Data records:
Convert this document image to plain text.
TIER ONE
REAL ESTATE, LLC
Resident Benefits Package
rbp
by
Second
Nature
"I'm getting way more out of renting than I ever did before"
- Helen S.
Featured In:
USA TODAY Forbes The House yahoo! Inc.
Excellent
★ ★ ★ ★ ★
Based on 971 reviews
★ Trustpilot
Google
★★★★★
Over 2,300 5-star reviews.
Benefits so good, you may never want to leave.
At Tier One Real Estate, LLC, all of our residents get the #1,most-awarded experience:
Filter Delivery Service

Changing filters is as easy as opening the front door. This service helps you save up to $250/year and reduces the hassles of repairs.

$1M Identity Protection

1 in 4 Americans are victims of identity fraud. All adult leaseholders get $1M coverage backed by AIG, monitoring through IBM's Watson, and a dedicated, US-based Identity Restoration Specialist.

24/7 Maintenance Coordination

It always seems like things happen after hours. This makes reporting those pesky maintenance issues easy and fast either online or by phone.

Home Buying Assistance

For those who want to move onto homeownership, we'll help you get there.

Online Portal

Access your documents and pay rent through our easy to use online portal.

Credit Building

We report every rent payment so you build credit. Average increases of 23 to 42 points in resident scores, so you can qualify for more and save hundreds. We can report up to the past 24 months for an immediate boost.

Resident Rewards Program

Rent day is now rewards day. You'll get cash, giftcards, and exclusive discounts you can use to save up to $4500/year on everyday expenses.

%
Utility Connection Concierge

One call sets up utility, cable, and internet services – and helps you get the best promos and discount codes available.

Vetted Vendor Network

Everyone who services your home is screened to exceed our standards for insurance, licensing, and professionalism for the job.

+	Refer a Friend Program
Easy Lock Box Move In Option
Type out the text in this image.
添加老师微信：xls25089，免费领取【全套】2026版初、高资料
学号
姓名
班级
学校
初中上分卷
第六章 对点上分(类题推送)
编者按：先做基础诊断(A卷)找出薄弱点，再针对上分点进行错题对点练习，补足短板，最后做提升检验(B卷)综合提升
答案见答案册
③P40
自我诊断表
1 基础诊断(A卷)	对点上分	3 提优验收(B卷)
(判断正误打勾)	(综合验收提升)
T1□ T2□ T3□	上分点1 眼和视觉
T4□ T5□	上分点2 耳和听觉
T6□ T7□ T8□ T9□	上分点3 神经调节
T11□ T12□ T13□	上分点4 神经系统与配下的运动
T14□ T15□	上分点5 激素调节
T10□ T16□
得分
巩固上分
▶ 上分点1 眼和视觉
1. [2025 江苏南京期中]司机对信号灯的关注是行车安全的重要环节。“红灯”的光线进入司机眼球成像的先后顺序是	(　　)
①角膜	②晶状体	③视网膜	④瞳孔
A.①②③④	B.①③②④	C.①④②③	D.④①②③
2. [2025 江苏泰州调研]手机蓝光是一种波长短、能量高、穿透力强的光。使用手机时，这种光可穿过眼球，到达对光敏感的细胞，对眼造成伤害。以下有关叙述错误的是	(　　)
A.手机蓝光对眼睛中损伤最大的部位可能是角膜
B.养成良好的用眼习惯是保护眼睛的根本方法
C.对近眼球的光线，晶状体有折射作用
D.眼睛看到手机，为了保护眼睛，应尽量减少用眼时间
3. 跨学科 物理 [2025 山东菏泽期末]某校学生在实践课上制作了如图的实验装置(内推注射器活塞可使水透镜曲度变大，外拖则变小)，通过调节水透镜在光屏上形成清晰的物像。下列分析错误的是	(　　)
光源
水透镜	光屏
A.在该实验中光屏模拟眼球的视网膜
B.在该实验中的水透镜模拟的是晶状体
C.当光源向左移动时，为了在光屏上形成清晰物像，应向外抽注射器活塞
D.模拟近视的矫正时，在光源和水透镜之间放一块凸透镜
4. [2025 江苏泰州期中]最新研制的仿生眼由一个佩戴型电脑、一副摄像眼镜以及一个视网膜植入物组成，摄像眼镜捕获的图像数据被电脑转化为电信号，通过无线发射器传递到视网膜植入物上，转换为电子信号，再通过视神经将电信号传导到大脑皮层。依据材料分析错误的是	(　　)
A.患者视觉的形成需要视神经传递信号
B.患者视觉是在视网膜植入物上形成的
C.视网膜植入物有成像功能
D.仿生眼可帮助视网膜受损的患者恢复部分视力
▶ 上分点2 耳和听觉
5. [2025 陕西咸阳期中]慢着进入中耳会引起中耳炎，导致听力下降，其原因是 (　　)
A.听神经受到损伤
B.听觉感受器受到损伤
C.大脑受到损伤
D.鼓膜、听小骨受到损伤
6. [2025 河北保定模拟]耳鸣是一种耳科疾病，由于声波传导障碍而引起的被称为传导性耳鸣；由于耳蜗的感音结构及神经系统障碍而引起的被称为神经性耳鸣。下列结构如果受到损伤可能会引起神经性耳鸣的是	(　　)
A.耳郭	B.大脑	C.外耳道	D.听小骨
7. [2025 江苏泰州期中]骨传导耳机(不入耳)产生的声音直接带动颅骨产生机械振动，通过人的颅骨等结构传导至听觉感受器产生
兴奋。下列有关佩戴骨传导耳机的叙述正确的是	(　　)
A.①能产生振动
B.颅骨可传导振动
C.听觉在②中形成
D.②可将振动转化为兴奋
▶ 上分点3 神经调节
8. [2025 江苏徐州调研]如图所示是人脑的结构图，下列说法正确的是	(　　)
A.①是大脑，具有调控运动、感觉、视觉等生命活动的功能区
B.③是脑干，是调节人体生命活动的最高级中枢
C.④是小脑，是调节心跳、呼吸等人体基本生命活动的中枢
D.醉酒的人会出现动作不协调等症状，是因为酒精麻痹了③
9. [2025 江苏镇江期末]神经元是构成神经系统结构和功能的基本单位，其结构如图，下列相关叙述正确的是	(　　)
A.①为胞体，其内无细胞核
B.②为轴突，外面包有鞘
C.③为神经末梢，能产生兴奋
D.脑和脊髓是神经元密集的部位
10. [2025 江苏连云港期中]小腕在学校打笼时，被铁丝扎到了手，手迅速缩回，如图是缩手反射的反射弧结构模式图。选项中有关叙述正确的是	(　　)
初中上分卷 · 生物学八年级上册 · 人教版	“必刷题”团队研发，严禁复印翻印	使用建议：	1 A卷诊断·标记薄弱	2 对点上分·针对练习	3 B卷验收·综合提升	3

**DIRECTIVE:**
Return all lines of the material above in which the word "text" occurs.

**FULL RESPONSE:**
Convert this document image to plain text.
Type out the text in this image.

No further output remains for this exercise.